Stated goal:
Look through the material below. Copy each line that contains the string "name".

-- START Data entries --

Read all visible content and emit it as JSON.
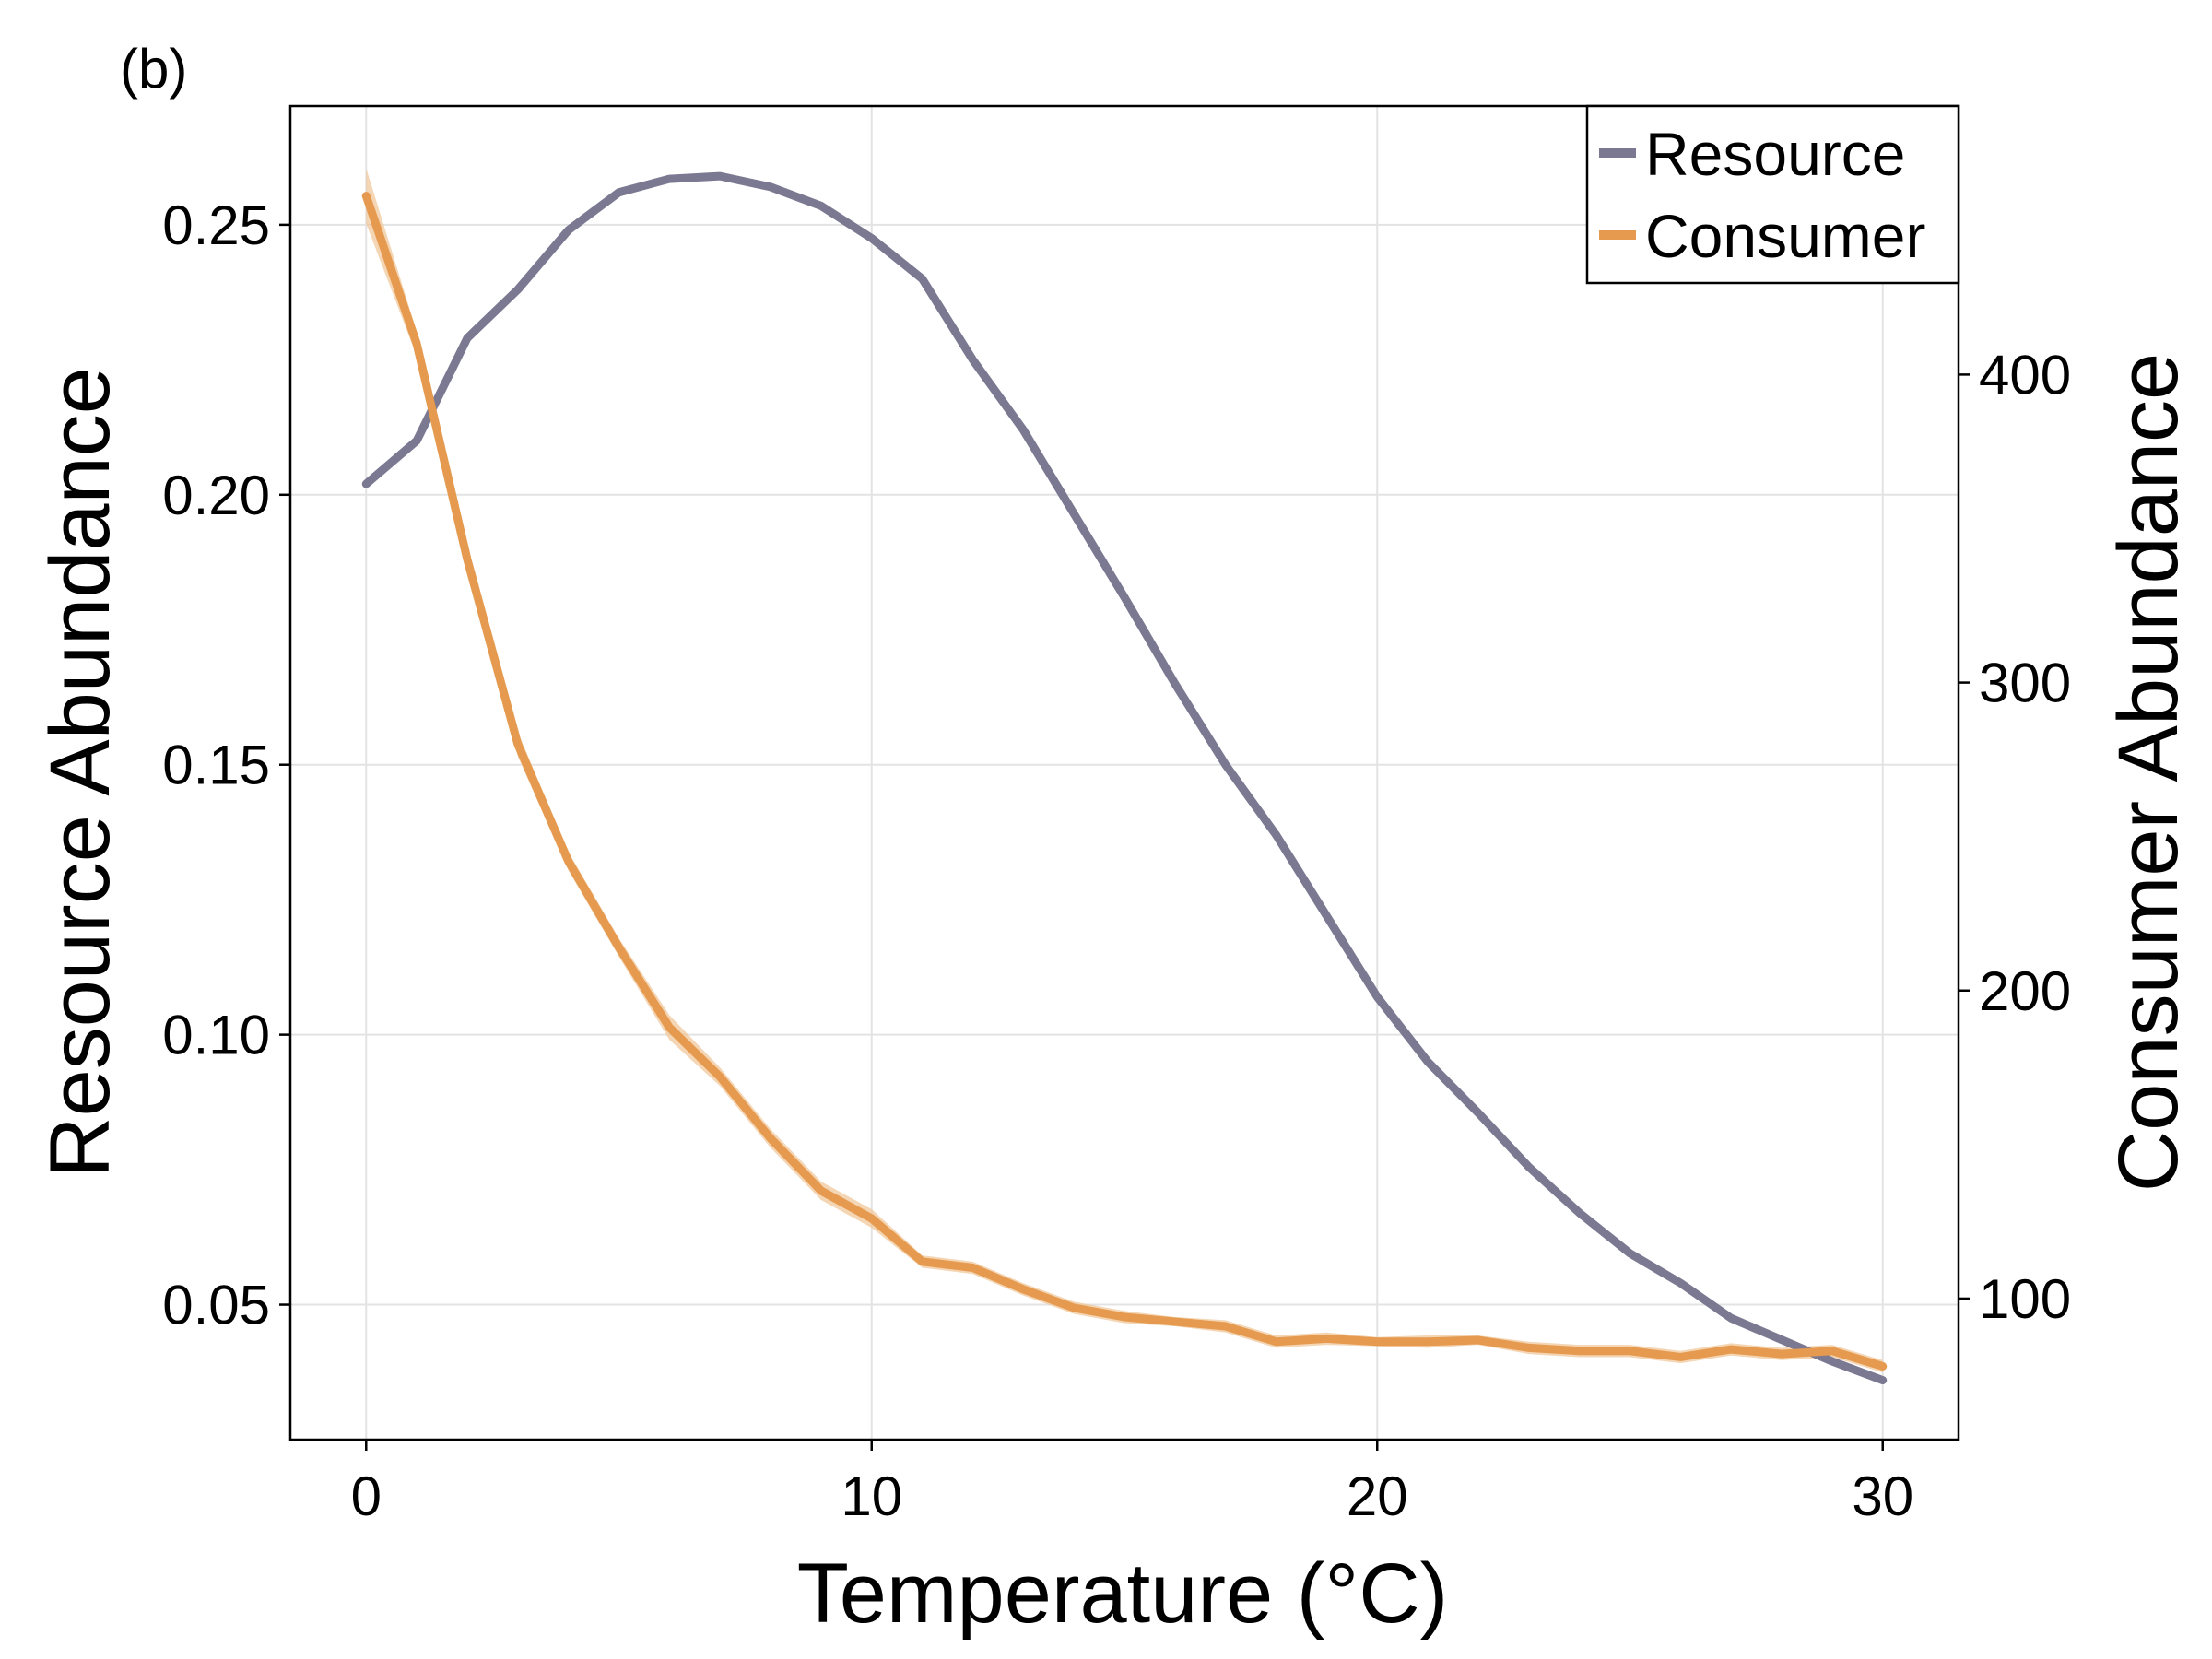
{
  "panel_label": "(b)",
  "chart_data": {
    "type": "line",
    "xlabel": "Temperature (°C)",
    "ylabel_left": "Resource Abundance",
    "ylabel_right": "Consumer Abundance",
    "xlim": [
      -1.5,
      31.5
    ],
    "ylim_left": [
      0.025,
      0.272
    ],
    "ylim_right": [
      54.2,
      487.2
    ],
    "x_ticks": [
      0,
      10,
      20,
      30
    ],
    "x_tick_labels": [
      "0",
      "10",
      "20",
      "30"
    ],
    "y_left_ticks": [
      0.05,
      0.1,
      0.15,
      0.2,
      0.25
    ],
    "y_left_tick_labels": [
      "0.05",
      "0.10",
      "0.15",
      "0.20",
      "0.25"
    ],
    "y_right_ticks": [
      100,
      200,
      300,
      400
    ],
    "y_right_tick_labels": [
      "100",
      "200",
      "300",
      "400"
    ],
    "grid": true,
    "legend_position": "top-right",
    "x": [
      0,
      1,
      2,
      3,
      4,
      5,
      6,
      7,
      8,
      9,
      10,
      11,
      12,
      13,
      14,
      15,
      16,
      17,
      18,
      19,
      20,
      21,
      22,
      23,
      24,
      25,
      26,
      27,
      28,
      29,
      30
    ],
    "series": [
      {
        "name": "Resource",
        "axis": "left",
        "color": "#7b7891",
        "values": [
          0.202,
          0.21,
          0.229,
          0.238,
          0.249,
          0.256,
          0.2585,
          0.259,
          0.257,
          0.2535,
          0.2475,
          0.24,
          0.225,
          0.212,
          0.1965,
          0.181,
          0.165,
          0.15,
          0.137,
          0.122,
          0.107,
          0.095,
          0.0855,
          0.0755,
          0.067,
          0.0595,
          0.054,
          0.0475,
          0.0435,
          0.0395,
          0.036
        ]
      },
      {
        "name": "Consumer",
        "axis": "right",
        "color": "#e59a4f",
        "band_color": "#f0c394",
        "values": [
          458,
          410,
          340,
          280,
          242,
          214,
          188,
          172,
          152,
          135,
          126,
          112,
          110,
          103,
          97,
          94,
          92.5,
          91,
          86,
          87,
          86,
          86,
          86.5,
          84,
          83,
          83,
          81,
          83.5,
          82,
          83,
          78
        ],
        "band_upper": [
          467,
          414,
          344,
          284,
          245,
          217,
          192,
          175,
          155,
          138,
          129,
          114,
          112,
          105,
          99,
          96,
          94,
          93,
          88,
          89,
          87.5,
          88,
          88,
          86,
          85,
          85,
          83,
          85.5,
          84,
          85,
          80
        ],
        "band_lower": [
          449,
          406,
          336,
          276,
          239,
          211,
          184,
          169,
          149,
          132,
          123,
          110,
          108,
          101,
          95,
          92,
          91,
          89,
          84,
          85,
          84.5,
          84,
          85,
          82,
          81,
          81,
          79,
          81.5,
          80,
          81,
          76
        ]
      }
    ]
  }
}
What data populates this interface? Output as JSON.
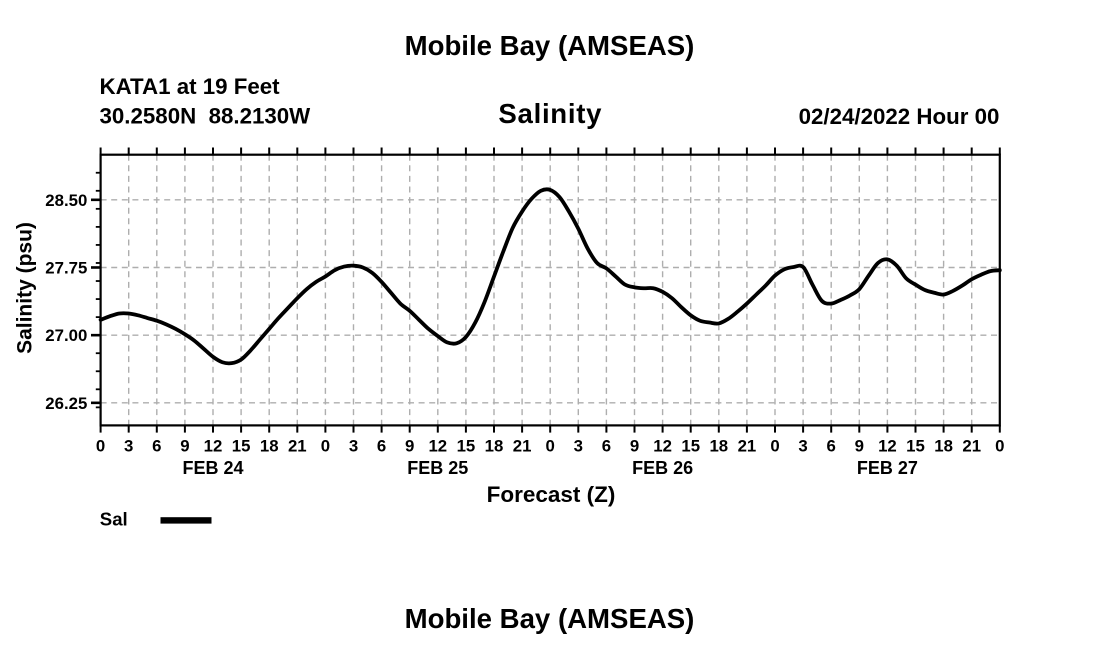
{
  "page": {
    "background": "#ffffff"
  },
  "chart_data": {
    "type": "line",
    "title": "Mobile Bay (AMSEAS)",
    "subtitle": "Salinity",
    "station": "KATA1 at 19 Feet",
    "location": "30.2580N  88.2130W",
    "init_time": "02/24/2022 Hour 00",
    "xlabel": "Forecast (Z)",
    "ylabel": "Salinity (psu)",
    "ylim": [
      26.0,
      29.0
    ],
    "xlim_hours": [
      0,
      96
    ],
    "grid": {
      "color": "#aeaeae",
      "dashed": true,
      "on": true
    },
    "ytick_labels": [
      "26.25",
      "27.00",
      "27.75",
      "28.50"
    ],
    "yticks_labeled": [
      26.25,
      27.0,
      27.75,
      28.5
    ],
    "ytick_minor_step": 0.2,
    "xtick_step_hours": 3,
    "xtick_hour_labels": [
      "0",
      "3",
      "6",
      "9",
      "12",
      "15",
      "18",
      "21"
    ],
    "day_labels": [
      "FEB 24",
      "FEB 25",
      "FEB 26",
      "FEB 27"
    ],
    "day_center_hours": [
      12,
      36,
      60,
      84
    ],
    "legend": {
      "label": "Sal",
      "color": "#000000"
    },
    "next_plot_title": "Mobile Bay (AMSEAS)",
    "series": [
      {
        "name": "Sal",
        "color": "#000000",
        "x_hours": [
          0,
          1,
          2,
          3,
          4,
          5,
          6,
          7,
          8,
          9,
          10,
          11,
          12,
          13,
          14,
          15,
          16,
          17,
          18,
          19,
          20,
          21,
          22,
          23,
          24,
          25,
          26,
          27,
          28,
          29,
          30,
          31,
          32,
          33,
          34,
          35,
          36,
          37,
          38,
          39,
          40,
          41,
          42,
          43,
          44,
          45,
          46,
          47,
          48,
          49,
          50,
          51,
          52,
          53,
          54,
          55,
          56,
          57,
          58,
          59,
          60,
          61,
          62,
          63,
          64,
          65,
          66,
          67,
          68,
          69,
          70,
          71,
          72,
          73,
          74,
          75,
          76,
          77,
          78,
          79,
          80,
          81,
          82,
          83,
          84,
          85,
          86,
          87,
          88,
          89,
          90,
          91,
          92,
          93,
          94,
          95,
          96
        ],
        "values": [
          27.17,
          27.21,
          27.24,
          27.24,
          27.22,
          27.19,
          27.16,
          27.12,
          27.07,
          27.01,
          26.94,
          26.85,
          26.76,
          26.7,
          26.69,
          26.73,
          26.83,
          26.95,
          27.07,
          27.19,
          27.3,
          27.41,
          27.51,
          27.59,
          27.65,
          27.72,
          27.76,
          27.77,
          27.75,
          27.69,
          27.59,
          27.47,
          27.35,
          27.27,
          27.17,
          27.07,
          26.99,
          26.92,
          26.91,
          26.98,
          27.14,
          27.37,
          27.65,
          27.93,
          28.19,
          28.37,
          28.51,
          28.6,
          28.61,
          28.53,
          28.37,
          28.18,
          27.96,
          27.8,
          27.74,
          27.65,
          27.56,
          27.53,
          27.52,
          27.52,
          27.48,
          27.41,
          27.31,
          27.22,
          27.16,
          27.14,
          27.13,
          27.18,
          27.26,
          27.35,
          27.45,
          27.55,
          27.66,
          27.73,
          27.755,
          27.755,
          27.56,
          27.38,
          27.35,
          27.39,
          27.44,
          27.51,
          27.66,
          27.8,
          27.84,
          27.77,
          27.63,
          27.56,
          27.5,
          27.47,
          27.45,
          27.49,
          27.55,
          27.62,
          27.67,
          27.71,
          27.72
        ]
      }
    ]
  }
}
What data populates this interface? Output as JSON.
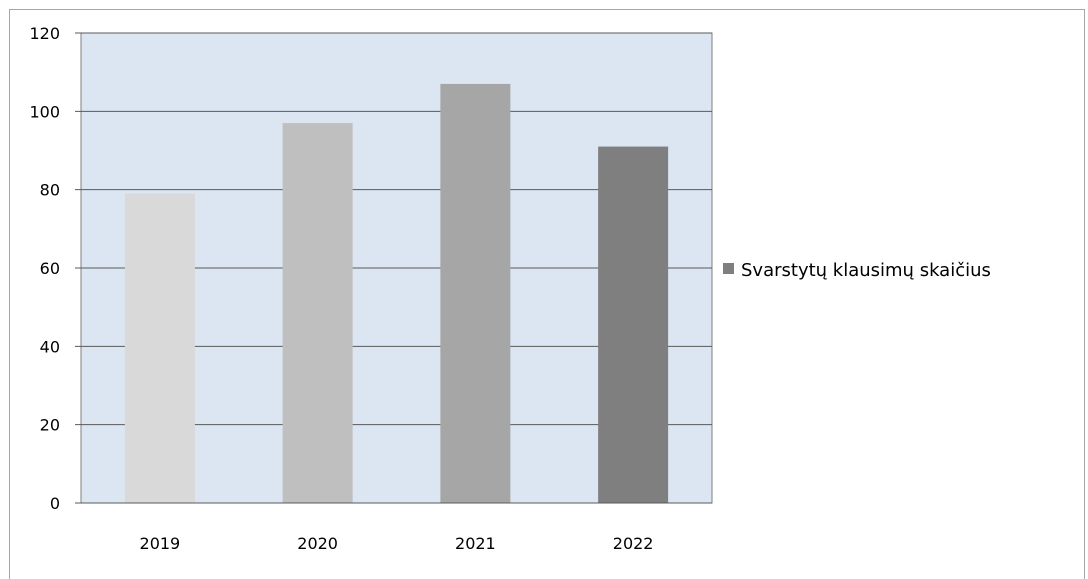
{
  "chart_data": {
    "type": "bar",
    "categories": [
      "2019",
      "2020",
      "2021",
      "2022"
    ],
    "series": [
      {
        "name": "Svarstytų klausimų skaičius",
        "values": [
          79,
          97,
          107,
          91
        ],
        "colors": [
          "#d9d9d9",
          "#bfbfbf",
          "#a6a6a6",
          "#7f7f7f"
        ]
      }
    ],
    "ylim": [
      0,
      120
    ],
    "yticks": [
      0,
      20,
      40,
      60,
      80,
      100,
      120
    ],
    "grid": true,
    "plot_background": "#dce6f2",
    "legend_position": "right",
    "legend_color": "#7f7f7f"
  }
}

-- END Data entries --

Output of the exercise:
        "name": "Resource",
        "name": "Consumer",
        "name": "Sal",
        "name": "Svarstytų klausimų skaičius",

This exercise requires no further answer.